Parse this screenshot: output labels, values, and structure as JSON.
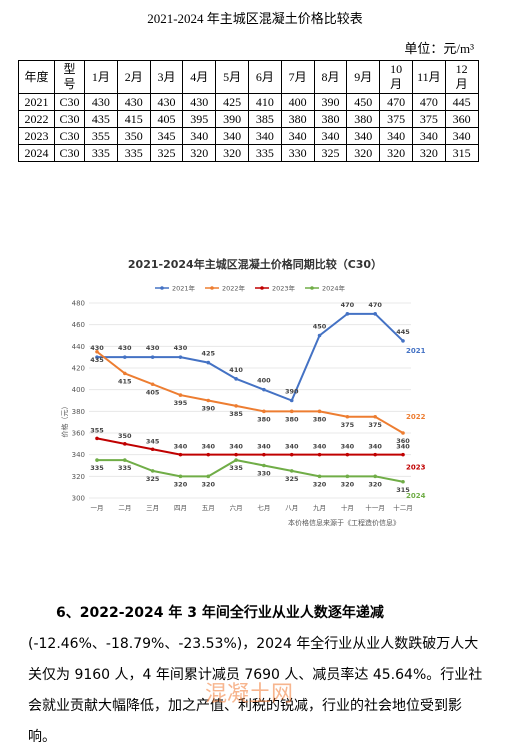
{
  "table": {
    "title": "2021-2024 年主城区混凝土价格比较表",
    "unit": "单位：元/m³",
    "header": [
      "年度",
      "型号",
      "1月",
      "2月",
      "3月",
      "4月",
      "5月",
      "6月",
      "7月",
      "8月",
      "9月",
      "10月",
      "11月",
      "12月"
    ],
    "rows": [
      [
        "2021",
        "C30",
        "430",
        "430",
        "430",
        "430",
        "425",
        "410",
        "400",
        "390",
        "450",
        "470",
        "470",
        "445"
      ],
      [
        "2022",
        "C30",
        "435",
        "415",
        "405",
        "395",
        "390",
        "385",
        "380",
        "380",
        "380",
        "375",
        "375",
        "360"
      ],
      [
        "2023",
        "C30",
        "355",
        "350",
        "345",
        "340",
        "340",
        "340",
        "340",
        "340",
        "340",
        "340",
        "340",
        "340"
      ],
      [
        "2024",
        "C30",
        "335",
        "335",
        "325",
        "320",
        "320",
        "335",
        "330",
        "325",
        "320",
        "320",
        "320",
        "315"
      ]
    ]
  },
  "chart_data": {
    "type": "line",
    "title": "2021-2024年主城区混凝土价格同期比较（C30）",
    "y_label": "价格（元）",
    "note": "本价格信息来源于《工程造价信息》",
    "categories": [
      "一月",
      "二月",
      "三月",
      "四月",
      "五月",
      "六月",
      "七月",
      "八月",
      "九月",
      "十月",
      "十一月",
      "十二月"
    ],
    "ylim": [
      300,
      480
    ],
    "yticks": [
      300,
      320,
      340,
      360,
      380,
      400,
      420,
      440,
      460,
      480
    ],
    "grid": true,
    "series": [
      {
        "name": "2021年",
        "end_label": "2021",
        "color": "#4472c4",
        "values": [
          430,
          430,
          430,
          430,
          425,
          410,
          400,
          390,
          450,
          470,
          470,
          445
        ]
      },
      {
        "name": "2022年",
        "end_label": "2022",
        "color": "#ed7d31",
        "values": [
          435,
          415,
          405,
          395,
          390,
          385,
          380,
          380,
          380,
          375,
          375,
          360
        ]
      },
      {
        "name": "2023年",
        "end_label": "2023",
        "color": "#c00000",
        "values": [
          355,
          350,
          345,
          340,
          340,
          340,
          340,
          340,
          340,
          340,
          340,
          340
        ]
      },
      {
        "name": "2024年",
        "end_label": "2024",
        "color": "#70ad47",
        "values": [
          335,
          335,
          325,
          320,
          320,
          335,
          330,
          325,
          320,
          320,
          320,
          315
        ]
      }
    ]
  },
  "paragraph": {
    "lead": "6、2022-2024 年 3 年间全行业从业人数逐年递减",
    "body": "(-12.46%、-18.79%、-23.53%)，2024 年全行业从业人数跌破万人大关仅为 9160 人，4 年间累计减员 7690 人、减员率达 45.64%。行业社会就业贡献大幅降低，加之产值、利税的锐减，行业的社会地位受到影响。"
  },
  "watermark": "混凝土网"
}
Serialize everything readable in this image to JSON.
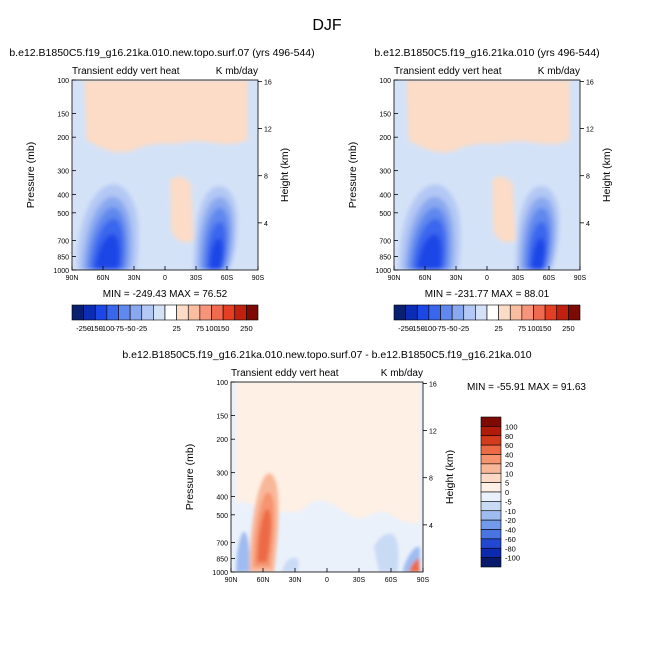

───

● **GIVEN TASK**
Repeat the material exactly as it reads, without any of its pictures.

● **COMPLETE RESPONSE**
Parse this screenshot: output labels, values, and structure as JSON.
{
  "table": {
    "title": "2021-2024 年主城区混凝土价格比较表",
    "unit": "单位：元/m³",
    "header": [
      "年度",
      "型号",
      "1月",
      "2月",
      "3月",
      "4月",
      "5月",
      "6月",
      "7月",
      "8月",
      "9月",
      "10月",
      "11月",
      "12月"
    ],
    "rows": [
      [
        "2021",
        "C30",
        "430",
        "430",
        "430",
        "430",
        "425",
        "410",
        "400",
        "390",
        "450",
        "470",
        "470",
        "445"
      ],
      [
        "2022",
        "C30",
        "435",
        "415",
        "405",
        "395",
        "390",
        "385",
        "380",
        "380",
        "380",
        "375",
        "375",
        "360"
      ],
      [
        "2023",
        "C30",
        "355",
        "350",
        "345",
        "340",
        "340",
        "340",
        "340",
        "340",
        "340",
        "340",
        "340",
        "340"
      ],
      [
        "2024",
        "C30",
        "335",
        "335",
        "325",
        "320",
        "320",
        "335",
        "330",
        "325",
        "320",
        "320",
        "320",
        "315"
      ]
    ]
  },
  "chart_data": {
    "type": "line",
    "title": "2021-2024年主城区混凝土价格同期比较（C30）",
    "y_label": "价格（元）",
    "note": "本价格信息来源于《工程造价信息》",
    "categories": [
      "一月",
      "二月",
      "三月",
      "四月",
      "五月",
      "六月",
      "七月",
      "八月",
      "九月",
      "十月",
      "十一月",
      "十二月"
    ],
    "ylim": [
      300,
      480
    ],
    "yticks": [
      300,
      320,
      340,
      360,
      380,
      400,
      420,
      440,
      460,
      480
    ],
    "grid": true,
    "series": [
      {
        "name": "2021年",
        "end_label": "2021",
        "color": "#4472c4",
        "values": [
          430,
          430,
          430,
          430,
          425,
          410,
          400,
          390,
          450,
          470,
          470,
          445
        ]
      },
      {
        "name": "2022年",
        "end_label": "2022",
        "color": "#ed7d31",
        "values": [
          435,
          415,
          405,
          395,
          390,
          385,
          380,
          380,
          380,
          375,
          375,
          360
        ]
      },
      {
        "name": "2023年",
        "end_label": "2023",
        "color": "#c00000",
        "values": [
          355,
          350,
          345,
          340,
          340,
          340,
          340,
          340,
          340,
          340,
          340,
          340
        ]
      },
      {
        "name": "2024年",
        "end_label": "2024",
        "color": "#70ad47",
        "values": [
          335,
          335,
          325,
          320,
          320,
          335,
          330,
          325,
          320,
          320,
          320,
          315
        ]
      }
    ]
  },
  "paragraph": {
    "lead": "6、2022-2024 年 3 年间全行业从业人数逐年递减",
    "body": "(-12.46%、-18.79%、-23.53%)，2024 年全行业从业人数跌破万人大关仅为 9160 人，4 年间累计减员 7690 人、减员率达 45.64%。行业社会就业贡献大幅降低，加之产值、利税的锐减，行业的社会地位受到影响。"
  },
  "watermark": "混凝土网"
}
Serialize everything readable in this image to JSON.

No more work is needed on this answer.